* _STATED TASK_
Across the entries, how many lines have the string "trong" in them? Reply with only a number.

* _DATA EXCERPTS_
---*---

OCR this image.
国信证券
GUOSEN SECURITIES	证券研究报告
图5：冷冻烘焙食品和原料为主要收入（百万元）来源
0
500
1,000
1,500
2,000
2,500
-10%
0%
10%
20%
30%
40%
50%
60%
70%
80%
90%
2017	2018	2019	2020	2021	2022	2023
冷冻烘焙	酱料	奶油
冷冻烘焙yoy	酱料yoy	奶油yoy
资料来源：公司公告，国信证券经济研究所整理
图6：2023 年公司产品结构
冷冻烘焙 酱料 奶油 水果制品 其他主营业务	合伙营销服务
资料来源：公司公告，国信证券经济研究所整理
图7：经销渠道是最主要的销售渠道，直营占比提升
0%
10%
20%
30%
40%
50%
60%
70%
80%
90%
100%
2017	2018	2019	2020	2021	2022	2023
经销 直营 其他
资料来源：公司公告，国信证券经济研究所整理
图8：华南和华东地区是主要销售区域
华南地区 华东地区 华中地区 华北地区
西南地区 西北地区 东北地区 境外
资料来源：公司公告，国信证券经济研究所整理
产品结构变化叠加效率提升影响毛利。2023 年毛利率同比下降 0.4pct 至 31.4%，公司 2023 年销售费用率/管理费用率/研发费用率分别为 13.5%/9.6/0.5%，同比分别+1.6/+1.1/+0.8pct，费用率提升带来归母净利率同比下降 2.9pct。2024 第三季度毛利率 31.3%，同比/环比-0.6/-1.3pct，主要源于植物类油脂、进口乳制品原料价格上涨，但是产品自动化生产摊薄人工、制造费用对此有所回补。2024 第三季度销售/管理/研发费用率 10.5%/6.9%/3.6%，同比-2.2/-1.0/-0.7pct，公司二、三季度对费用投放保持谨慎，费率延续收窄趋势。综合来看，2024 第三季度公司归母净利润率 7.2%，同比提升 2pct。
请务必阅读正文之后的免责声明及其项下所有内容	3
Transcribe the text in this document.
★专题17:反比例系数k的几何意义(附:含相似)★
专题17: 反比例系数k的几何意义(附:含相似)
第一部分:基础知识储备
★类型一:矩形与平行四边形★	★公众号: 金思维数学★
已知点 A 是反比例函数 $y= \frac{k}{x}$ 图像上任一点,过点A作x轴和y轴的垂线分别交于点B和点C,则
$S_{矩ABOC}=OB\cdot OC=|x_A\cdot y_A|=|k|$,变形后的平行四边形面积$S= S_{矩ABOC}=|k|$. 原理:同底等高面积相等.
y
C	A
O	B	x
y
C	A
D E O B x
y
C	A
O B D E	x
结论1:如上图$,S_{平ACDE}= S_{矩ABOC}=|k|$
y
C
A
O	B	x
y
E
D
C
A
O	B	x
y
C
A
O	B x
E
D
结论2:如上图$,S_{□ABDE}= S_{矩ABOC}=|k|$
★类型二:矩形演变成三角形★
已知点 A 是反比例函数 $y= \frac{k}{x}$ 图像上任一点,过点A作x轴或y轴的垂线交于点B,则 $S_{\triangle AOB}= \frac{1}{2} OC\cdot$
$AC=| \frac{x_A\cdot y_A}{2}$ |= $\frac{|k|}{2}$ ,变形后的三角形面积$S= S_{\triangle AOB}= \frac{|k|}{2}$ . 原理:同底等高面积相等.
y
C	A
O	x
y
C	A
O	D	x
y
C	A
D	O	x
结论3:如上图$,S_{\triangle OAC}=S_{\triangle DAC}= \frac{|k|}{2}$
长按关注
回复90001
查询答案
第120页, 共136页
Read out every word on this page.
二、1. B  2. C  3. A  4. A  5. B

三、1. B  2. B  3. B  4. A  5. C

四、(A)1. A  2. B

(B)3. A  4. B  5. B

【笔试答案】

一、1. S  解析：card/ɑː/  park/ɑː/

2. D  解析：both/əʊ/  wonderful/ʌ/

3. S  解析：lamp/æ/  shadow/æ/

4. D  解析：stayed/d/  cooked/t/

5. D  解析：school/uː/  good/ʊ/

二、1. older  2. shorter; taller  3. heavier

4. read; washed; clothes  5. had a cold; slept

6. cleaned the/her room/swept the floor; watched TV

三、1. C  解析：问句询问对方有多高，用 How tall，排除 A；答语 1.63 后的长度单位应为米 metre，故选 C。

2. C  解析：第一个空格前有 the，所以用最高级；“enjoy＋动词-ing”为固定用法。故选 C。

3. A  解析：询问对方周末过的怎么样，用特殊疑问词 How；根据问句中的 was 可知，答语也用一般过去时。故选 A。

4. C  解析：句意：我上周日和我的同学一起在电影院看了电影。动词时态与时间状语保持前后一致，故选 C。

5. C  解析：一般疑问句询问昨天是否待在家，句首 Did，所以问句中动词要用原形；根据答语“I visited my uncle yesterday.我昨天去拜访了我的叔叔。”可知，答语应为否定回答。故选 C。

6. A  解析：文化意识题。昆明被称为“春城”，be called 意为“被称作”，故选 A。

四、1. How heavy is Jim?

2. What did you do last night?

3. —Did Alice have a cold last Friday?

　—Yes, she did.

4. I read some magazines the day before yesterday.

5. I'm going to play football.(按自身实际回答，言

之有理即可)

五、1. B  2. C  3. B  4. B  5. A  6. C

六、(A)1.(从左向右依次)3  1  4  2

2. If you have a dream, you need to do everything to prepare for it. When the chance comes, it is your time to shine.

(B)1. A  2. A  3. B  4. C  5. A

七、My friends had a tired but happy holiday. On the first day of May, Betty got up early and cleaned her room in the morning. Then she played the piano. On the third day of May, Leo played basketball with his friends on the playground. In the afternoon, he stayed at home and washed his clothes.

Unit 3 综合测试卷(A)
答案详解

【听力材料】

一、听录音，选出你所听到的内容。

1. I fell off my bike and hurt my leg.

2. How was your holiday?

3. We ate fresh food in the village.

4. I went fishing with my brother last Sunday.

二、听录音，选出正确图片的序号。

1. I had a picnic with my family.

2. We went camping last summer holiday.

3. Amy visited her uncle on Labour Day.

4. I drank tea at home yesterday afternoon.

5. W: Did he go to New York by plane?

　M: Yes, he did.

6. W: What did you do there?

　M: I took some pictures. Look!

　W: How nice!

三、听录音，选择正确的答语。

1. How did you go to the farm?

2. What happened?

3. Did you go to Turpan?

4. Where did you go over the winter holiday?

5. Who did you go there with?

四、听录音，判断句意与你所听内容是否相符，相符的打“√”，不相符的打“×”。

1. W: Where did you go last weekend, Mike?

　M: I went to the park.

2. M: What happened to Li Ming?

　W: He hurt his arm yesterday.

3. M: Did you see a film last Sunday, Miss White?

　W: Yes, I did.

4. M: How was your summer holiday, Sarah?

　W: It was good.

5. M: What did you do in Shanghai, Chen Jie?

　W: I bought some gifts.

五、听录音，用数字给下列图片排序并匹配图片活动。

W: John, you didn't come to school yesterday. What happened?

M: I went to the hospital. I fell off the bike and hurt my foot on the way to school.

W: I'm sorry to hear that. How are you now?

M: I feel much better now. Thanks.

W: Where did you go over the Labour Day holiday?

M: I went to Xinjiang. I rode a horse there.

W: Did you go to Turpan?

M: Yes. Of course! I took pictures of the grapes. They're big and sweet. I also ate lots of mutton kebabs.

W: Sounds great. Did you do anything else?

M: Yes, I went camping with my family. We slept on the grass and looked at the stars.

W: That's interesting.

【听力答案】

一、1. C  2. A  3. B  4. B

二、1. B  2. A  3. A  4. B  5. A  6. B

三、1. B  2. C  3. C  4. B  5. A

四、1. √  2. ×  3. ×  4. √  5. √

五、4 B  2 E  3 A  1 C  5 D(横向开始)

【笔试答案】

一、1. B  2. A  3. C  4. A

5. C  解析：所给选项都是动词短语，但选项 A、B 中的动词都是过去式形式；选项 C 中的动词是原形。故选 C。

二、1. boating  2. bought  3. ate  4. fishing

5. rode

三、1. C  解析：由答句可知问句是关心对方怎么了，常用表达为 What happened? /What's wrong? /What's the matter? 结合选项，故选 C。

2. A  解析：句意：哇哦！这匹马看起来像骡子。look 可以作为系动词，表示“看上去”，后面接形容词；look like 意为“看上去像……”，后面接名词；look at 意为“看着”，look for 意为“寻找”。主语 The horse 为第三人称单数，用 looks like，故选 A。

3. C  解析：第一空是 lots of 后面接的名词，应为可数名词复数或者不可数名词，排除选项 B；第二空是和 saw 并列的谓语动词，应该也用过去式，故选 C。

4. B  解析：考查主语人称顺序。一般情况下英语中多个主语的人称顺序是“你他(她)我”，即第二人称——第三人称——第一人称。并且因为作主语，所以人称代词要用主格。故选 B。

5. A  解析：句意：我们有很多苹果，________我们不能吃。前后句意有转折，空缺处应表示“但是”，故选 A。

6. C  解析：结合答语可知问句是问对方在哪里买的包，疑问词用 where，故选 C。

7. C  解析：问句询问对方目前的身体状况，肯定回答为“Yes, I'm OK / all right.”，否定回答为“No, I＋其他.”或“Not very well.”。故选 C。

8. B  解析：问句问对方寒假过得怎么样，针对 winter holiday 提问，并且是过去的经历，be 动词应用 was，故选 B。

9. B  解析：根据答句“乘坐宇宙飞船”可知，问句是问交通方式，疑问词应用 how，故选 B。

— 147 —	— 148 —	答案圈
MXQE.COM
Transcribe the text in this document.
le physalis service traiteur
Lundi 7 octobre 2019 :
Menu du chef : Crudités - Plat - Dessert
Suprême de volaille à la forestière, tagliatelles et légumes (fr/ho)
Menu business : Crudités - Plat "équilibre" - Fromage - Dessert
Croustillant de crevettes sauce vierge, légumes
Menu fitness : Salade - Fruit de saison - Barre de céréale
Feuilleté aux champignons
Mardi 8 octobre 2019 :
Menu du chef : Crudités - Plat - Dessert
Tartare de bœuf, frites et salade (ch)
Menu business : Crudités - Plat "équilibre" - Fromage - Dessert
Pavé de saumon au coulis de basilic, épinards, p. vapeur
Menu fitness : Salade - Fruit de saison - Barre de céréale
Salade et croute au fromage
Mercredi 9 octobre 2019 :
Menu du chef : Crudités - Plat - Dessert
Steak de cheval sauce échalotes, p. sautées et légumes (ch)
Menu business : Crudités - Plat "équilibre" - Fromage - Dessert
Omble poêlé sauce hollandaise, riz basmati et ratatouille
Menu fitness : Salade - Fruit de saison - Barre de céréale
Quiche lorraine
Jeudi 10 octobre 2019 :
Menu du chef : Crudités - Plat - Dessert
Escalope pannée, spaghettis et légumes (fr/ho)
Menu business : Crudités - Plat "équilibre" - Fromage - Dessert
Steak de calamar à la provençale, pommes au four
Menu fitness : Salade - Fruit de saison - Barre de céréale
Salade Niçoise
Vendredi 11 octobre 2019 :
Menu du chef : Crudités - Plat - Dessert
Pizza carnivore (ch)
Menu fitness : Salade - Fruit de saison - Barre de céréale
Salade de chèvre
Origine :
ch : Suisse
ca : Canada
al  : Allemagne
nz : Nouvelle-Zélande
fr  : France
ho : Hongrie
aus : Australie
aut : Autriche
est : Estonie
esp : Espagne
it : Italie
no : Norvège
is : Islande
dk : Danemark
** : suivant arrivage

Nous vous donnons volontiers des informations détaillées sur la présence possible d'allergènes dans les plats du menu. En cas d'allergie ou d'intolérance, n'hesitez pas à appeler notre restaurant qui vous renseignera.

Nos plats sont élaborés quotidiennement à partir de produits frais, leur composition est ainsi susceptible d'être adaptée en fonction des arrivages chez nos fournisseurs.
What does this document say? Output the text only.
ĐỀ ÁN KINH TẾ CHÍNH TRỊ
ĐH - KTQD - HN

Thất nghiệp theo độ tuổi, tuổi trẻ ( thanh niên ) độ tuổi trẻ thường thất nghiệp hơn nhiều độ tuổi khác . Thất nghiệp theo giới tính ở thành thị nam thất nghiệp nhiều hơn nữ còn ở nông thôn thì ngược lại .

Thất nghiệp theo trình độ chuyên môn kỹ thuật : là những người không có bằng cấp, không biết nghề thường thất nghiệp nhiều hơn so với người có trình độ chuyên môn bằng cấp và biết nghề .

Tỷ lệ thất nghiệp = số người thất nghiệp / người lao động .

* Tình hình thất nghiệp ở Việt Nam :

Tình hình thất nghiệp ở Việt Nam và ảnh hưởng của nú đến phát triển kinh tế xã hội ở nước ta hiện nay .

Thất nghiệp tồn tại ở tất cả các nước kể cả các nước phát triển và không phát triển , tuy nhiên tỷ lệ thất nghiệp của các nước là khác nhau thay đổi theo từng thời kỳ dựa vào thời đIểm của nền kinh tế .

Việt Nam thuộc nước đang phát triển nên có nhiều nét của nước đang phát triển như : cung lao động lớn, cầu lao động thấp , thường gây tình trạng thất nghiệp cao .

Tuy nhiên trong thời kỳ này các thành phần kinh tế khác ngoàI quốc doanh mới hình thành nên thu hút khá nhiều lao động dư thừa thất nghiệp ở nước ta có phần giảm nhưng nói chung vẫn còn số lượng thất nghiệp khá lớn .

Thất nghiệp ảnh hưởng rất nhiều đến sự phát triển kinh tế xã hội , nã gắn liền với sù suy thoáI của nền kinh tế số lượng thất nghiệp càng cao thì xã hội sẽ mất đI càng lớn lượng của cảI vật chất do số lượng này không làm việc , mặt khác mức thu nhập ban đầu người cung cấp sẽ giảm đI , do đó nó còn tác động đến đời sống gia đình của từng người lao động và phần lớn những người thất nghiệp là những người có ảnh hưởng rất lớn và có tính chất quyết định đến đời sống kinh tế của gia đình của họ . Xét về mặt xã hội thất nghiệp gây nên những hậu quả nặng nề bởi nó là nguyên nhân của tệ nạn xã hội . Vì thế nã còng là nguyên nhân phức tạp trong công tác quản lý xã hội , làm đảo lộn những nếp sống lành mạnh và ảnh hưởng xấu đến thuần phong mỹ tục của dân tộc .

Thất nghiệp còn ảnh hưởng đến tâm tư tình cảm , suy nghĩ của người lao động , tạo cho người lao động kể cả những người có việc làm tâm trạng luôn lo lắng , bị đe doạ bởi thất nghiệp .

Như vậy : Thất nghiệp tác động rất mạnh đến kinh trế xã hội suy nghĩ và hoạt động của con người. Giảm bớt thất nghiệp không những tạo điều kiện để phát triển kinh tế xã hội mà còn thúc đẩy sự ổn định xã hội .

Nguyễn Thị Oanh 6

---*---

* _SOLUTION BELOW_
2